Lines before the one containing "Transcribe the text in this document." are excluded. Repeat that line and every line after it, exactly.

BEGIN Input

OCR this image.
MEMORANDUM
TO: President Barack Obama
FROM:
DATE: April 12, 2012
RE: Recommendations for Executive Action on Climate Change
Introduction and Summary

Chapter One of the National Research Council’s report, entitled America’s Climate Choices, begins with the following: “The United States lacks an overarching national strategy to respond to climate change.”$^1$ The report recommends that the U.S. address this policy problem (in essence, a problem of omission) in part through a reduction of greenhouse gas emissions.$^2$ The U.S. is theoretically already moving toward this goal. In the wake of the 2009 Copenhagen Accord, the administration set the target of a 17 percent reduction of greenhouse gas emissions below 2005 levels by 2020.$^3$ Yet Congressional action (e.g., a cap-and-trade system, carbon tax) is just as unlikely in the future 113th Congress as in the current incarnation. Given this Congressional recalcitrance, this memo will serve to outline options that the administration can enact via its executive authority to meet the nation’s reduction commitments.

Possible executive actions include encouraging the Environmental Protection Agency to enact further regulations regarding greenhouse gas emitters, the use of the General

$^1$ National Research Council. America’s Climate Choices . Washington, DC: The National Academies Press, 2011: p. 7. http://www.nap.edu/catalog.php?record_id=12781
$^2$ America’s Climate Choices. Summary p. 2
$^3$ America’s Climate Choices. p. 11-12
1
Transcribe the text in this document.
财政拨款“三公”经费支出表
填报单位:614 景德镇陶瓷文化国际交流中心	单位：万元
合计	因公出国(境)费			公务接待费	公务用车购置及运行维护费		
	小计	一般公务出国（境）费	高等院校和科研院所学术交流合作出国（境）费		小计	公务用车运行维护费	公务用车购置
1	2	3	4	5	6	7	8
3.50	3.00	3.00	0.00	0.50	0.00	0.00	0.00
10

END Input

◆ **Solution for this task**:
Transcribe the text in this document.
财政拨款“三公”经费支出表
填报单位:614 景德镇陶瓷文化国际交流中心	单位：万元
合计	因公出国(境)费			公务接待费	公务用车购置及运行维护费		
	小计	一般公务出国（境）费	高等院校和科研院所学术交流合作出国（境）费		小计	公务用车运行维护费	公务用车购置
1	2	3	4	5	6	7	8
3.50	3.00	3.00	0.00	0.50	0.00	0.00	0.00
10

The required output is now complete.